Dataset records on visual material
Start
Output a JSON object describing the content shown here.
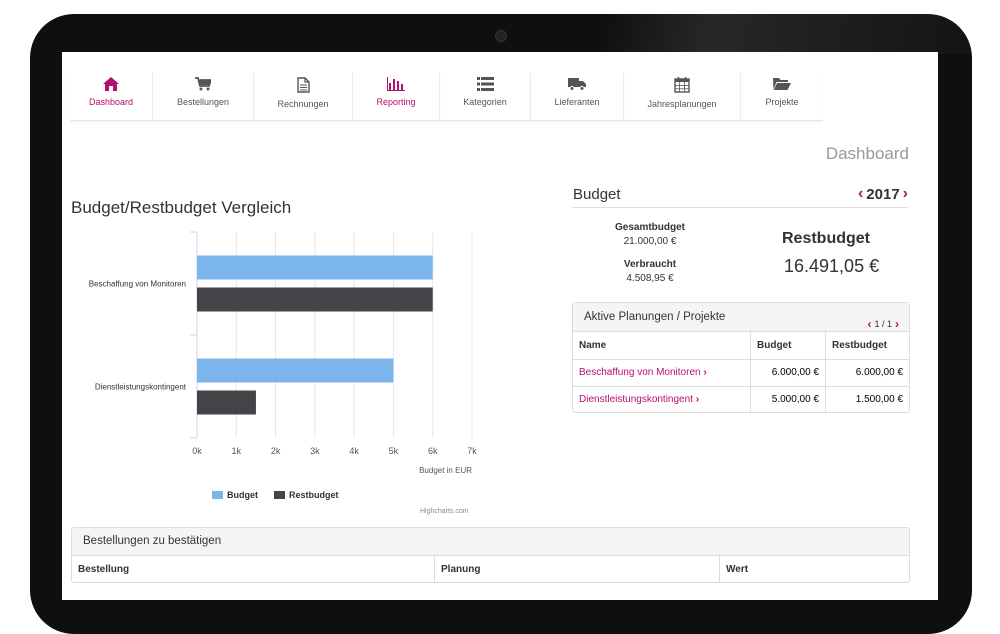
{
  "nav": [
    {
      "label": "Dashboard",
      "icon": "home-icon",
      "active": true
    },
    {
      "label": "Bestellungen",
      "icon": "cart-icon",
      "active": false
    },
    {
      "label": "Rechnungen",
      "icon": "file-icon",
      "active": false
    },
    {
      "label": "Reporting",
      "icon": "bar-chart-icon",
      "active": true
    },
    {
      "label": "Kategorien",
      "icon": "list-icon",
      "active": false
    },
    {
      "label": "Lieferanten",
      "icon": "truck-icon",
      "active": false
    },
    {
      "label": "Jahresplanungen",
      "icon": "calendar-icon",
      "active": false
    },
    {
      "label": "Projekte",
      "icon": "folder-open-icon",
      "active": false
    }
  ],
  "page": {
    "title": "Dashboard"
  },
  "chart_section": {
    "title": "Budget/Restbudget Vergleich",
    "credits": "Highcharts.com"
  },
  "chart_data": {
    "type": "bar",
    "orientation": "horizontal",
    "categories": [
      "Beschaffung von Monitoren",
      "Dienstleistungskontingent"
    ],
    "series": [
      {
        "name": "Budget",
        "values": [
          6000,
          5000
        ],
        "color": "#7cb5ec"
      },
      {
        "name": "Restbudget",
        "values": [
          6000,
          1500
        ],
        "color": "#434348"
      }
    ],
    "xlabel": "Budget in EUR",
    "xlim": [
      0,
      7000
    ],
    "ticks": [
      0,
      1000,
      2000,
      3000,
      4000,
      5000,
      6000,
      7000
    ],
    "tick_labels": [
      "0k",
      "1k",
      "2k",
      "3k",
      "4k",
      "5k",
      "6k",
      "7k"
    ],
    "grid": true,
    "legend": "bottom"
  },
  "budget": {
    "title": "Budget",
    "year": "2017",
    "gesamt_label": "Gesamtbudget",
    "gesamt_value": "21.000,00 €",
    "verbraucht_label": "Verbraucht",
    "verbraucht_value": "4.508,95 €",
    "rest_label": "Restbudget",
    "rest_value": "16.491,05 €"
  },
  "planungen": {
    "title": "Aktive Planungen / Projekte",
    "pager": "1 / 1",
    "columns": [
      "Name",
      "Budget",
      "Restbudget"
    ],
    "rows": [
      {
        "name": "Beschaffung von Monitoren",
        "budget": "6.000,00 €",
        "rest": "6.000,00 €"
      },
      {
        "name": "Dienstleistungskontingent",
        "budget": "5.000,00 €",
        "rest": "1.500,00 €"
      }
    ]
  },
  "bestellungen": {
    "title": "Bestellungen zu bestätigen",
    "columns": [
      "Bestellung",
      "Planung",
      "Wert"
    ]
  },
  "colors": {
    "accent": "#b4106f",
    "budget": "#7cb5ec",
    "restbudget": "#434348"
  }
}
End
→ **Set task**
Output the full set of records above without changing a word, and drop the images.

→ **Exercise answer**
Output a JSON object describing the content shown here.
{
  "nav": [
    {
      "label": "Dashboard",
      "icon": "home-icon",
      "active": true
    },
    {
      "label": "Bestellungen",
      "icon": "cart-icon",
      "active": false
    },
    {
      "label": "Rechnungen",
      "icon": "file-icon",
      "active": false
    },
    {
      "label": "Reporting",
      "icon": "bar-chart-icon",
      "active": true
    },
    {
      "label": "Kategorien",
      "icon": "list-icon",
      "active": false
    },
    {
      "label": "Lieferanten",
      "icon": "truck-icon",
      "active": false
    },
    {
      "label": "Jahresplanungen",
      "icon": "calendar-icon",
      "active": false
    },
    {
      "label": "Projekte",
      "icon": "folder-open-icon",
      "active": false
    }
  ],
  "page": {
    "title": "Dashboard"
  },
  "chart_section": {
    "title": "Budget/Restbudget Vergleich",
    "credits": "Highcharts.com"
  },
  "chart_data": {
    "type": "bar",
    "orientation": "horizontal",
    "categories": [
      "Beschaffung von Monitoren",
      "Dienstleistungskontingent"
    ],
    "series": [
      {
        "name": "Budget",
        "values": [
          6000,
          5000
        ],
        "color": "#7cb5ec"
      },
      {
        "name": "Restbudget",
        "values": [
          6000,
          1500
        ],
        "color": "#434348"
      }
    ],
    "xlabel": "Budget in EUR",
    "xlim": [
      0,
      7000
    ],
    "ticks": [
      0,
      1000,
      2000,
      3000,
      4000,
      5000,
      6000,
      7000
    ],
    "tick_labels": [
      "0k",
      "1k",
      "2k",
      "3k",
      "4k",
      "5k",
      "6k",
      "7k"
    ],
    "grid": true,
    "legend": "bottom"
  },
  "budget": {
    "title": "Budget",
    "year": "2017",
    "gesamt_label": "Gesamtbudget",
    "gesamt_value": "21.000,00 €",
    "verbraucht_label": "Verbraucht",
    "verbraucht_value": "4.508,95 €",
    "rest_label": "Restbudget",
    "rest_value": "16.491,05 €"
  },
  "planungen": {
    "title": "Aktive Planungen / Projekte",
    "pager": "1 / 1",
    "columns": [
      "Name",
      "Budget",
      "Restbudget"
    ],
    "rows": [
      {
        "name": "Beschaffung von Monitoren",
        "budget": "6.000,00 €",
        "rest": "6.000,00 €"
      },
      {
        "name": "Dienstleistungskontingent",
        "budget": "5.000,00 €",
        "rest": "1.500,00 €"
      }
    ]
  },
  "bestellungen": {
    "title": "Bestellungen zu bestätigen",
    "columns": [
      "Bestellung",
      "Planung",
      "Wert"
    ]
  },
  "colors": {
    "accent": "#b4106f",
    "budget": "#7cb5ec",
    "restbudget": "#434348"
  }
}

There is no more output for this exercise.